** Quoted text **
=======

Comments wanted on principles for new literacy course.

Post by briangilbert » Thu Jul 26, 2007 11:33 am

I am creating a new Reading course on the internet and would like constructive comments. Please reply via the forum. I can only read emails in text without attachments. Anyone is welcome to copy these ideas bearing in mind that an idea cannot be copyrighted.

The current principles are:-

To teach a child to read we do not and anyway we could not teach him to read every word. It is sufficient to teach him:-
- To recognise the 26 letters of the alphabet.
- The rules needed to recognise by reading the letters, a vast number of words that he already knows the sound of.
- How to independently find the sound and meaning of any new word in a dictionary. The dictionary may be a talking dictionary. (He can ask somebody but this is less reliable.)
- How to independently find the written form of any new spoken word using PC program such as Dragon Naturally Speaking. . (He can ask somebody but this is less reliable.)

Teaching the child what all words mean is impossible and covered by a multitude of other subjects. It is not the direct concern of a reading course which however enables him to find out the meaning of any word for himself.

Principles that Mona McNee’s followed in Step by Step:-
- The course does not expect the pupil to learn to read one hundred thousand words one at a time by looking at them and listening to them one at a time. This seems an insurmountable task to many children.
- Never ask the pupil to guess, it is unnecessary and failure reduces the pupil’s self-confidence.
- Teach the pupil to read their first few thousand? words by learning the sound of each of the 26 letters a few letters at a time. Teach him to read the words for which he has learnt the letters by hearing the letters in his mind and joining the sounds together in his mind.
- Then teach him to read many more words through other rules.
- Keep the child doing the same thing, sounding out short words, but provide variety by presenting the activity under as many different guises as possible. Practice IS needed. Use the games, bingo, slides and ladders, and Pairs to provide an element of fun and extend the span of attention willingly but still allow strong control of vocabulary and use of large print.
- Keep the pupil's mind and vocabulary expanding by frequent introduction of new words.

Principles that Brian Gilbert is following in attempting to improve Mona McNee’s ‘Step by Step’:-
1. A word is the name of an idea.
2. A sentence expresses the relationship between two or more ideas.
3. The more ideas contained in a single sentence the greater the risk that it will not be understood, so I use short sentences.
4. I hope to find a way that the pupil can say a word into his PC microphone and see the word on his screen.
5. Teach them to convert the written form of words to the sound of words, and the sound of words to the written form.
6. A 'step' in Mona's terms I have treated as an 'idea'. This is fundamental as a word is the name of an idea and thinking of it that way clarifies the course.
7. A big step/idea can slow a child down or cause them to give up. Whenever an idea is thought to be too big in this sense I break it down into smaller ideas.

=======

** Dataset content **

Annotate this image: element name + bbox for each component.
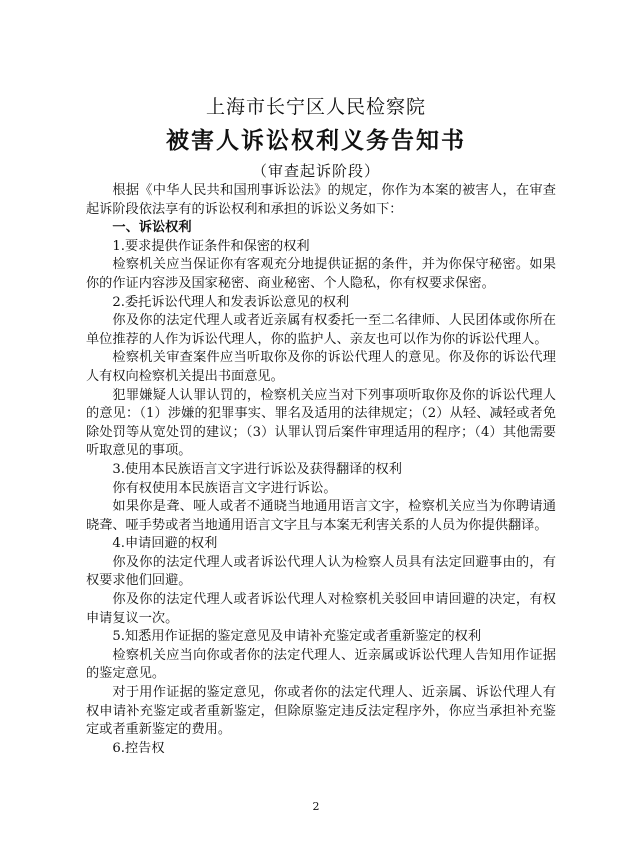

=======

** Work to complete **
**A)** From the literacy course post, copy the passage from "Comments wanted on" up to and including "dictionary. (He can ask somebody but this is less reliable.)".
**B)** In the literacy course post, what does Brian Gilbert do whenever an idea is thought to be too big?
**C)** Continue the literacy course post from where it stops.

** Set of answers **
**A)**
Comments wanted on principles for new literacy course.

Post by briangilbert » Thu Jul 26, 2007 11:33 am

I am creating a new Reading course on the internet and would like constructive comments. Please reply via the forum. I can only read emails in text without attachments. Anyone is welcome to copy these ideas bearing in mind that an idea cannot be copyrighted.

The current principles are:-

To teach a child to read we do not and anyway we could not teach him to read every word. It is sufficient to teach him:-
- To recognise the 26 letters of the alphabet.
- The rules needed to recognise by reading the letters, a vast number of words that he already knows the sound of.
- How to independently find the sound and meaning of any new word in a dictionary. The dictionary may be a talking dictionary. (He can ask somebody but this is less reliable.)

**B)** He breaks it down into smaller ideas.

**C)**
8. A course is there to teach one big idea, in this case 'Reading'. It has to be broken down into smaller ideas. Those small ideas must be taught in the right order so that if a small idea is used in the explanation of a big idea then the smaller ideas have already been taught. I have separated the reading and writing courses for this reason though they could overlap.
9, Pupils must learn each lesson 100%. To make this practical they are not taught things they do not need to know 100% for the purpose of the course. The writing of my own granddaughters is atrocious and yet at least one of them must have completed her writing lessons at school. When the many exercises or anything else shows that a pupil has forgotten or not learnt a previous idea 100% then they go back and do that lesson again.
10. To make it easier to be sure the rules are followed I fit everything in the lessons into the classifications:-
- Guidance to the teacher,
- What the Teacher has to do,
- What the Pupil has to do.
11. - The pupil never 'misses' a lesson. If there is more than one pupil they progress individually guided by the check sheet.
12. - Whether the pupil is slow or fast does not affect the result, just the time. The success rate should be 100%. Even slow pupils may be better than the current average.
13. - Each idea is taught in only one place. The student saves time when he meets it again as a single word. He is not made to feel stupid by being taught it again. If he has forgotten it he just goes back to the original lesson.
14. The many rules for converting written words to sounds are there to teach the child to read the words. The rules do not apply to all words which can confuse a child. I therefore teach that once the pupil knows a new word then as far as that word is concerned the rules no longer matter,
15. Exercises are used many times but rather than repeating the text each time they have been covered once on a separate web page and the same link given in all the lessons using them. This ensures consistency and makes any change easier to apply. The teacher should keep such pages at hand all the time.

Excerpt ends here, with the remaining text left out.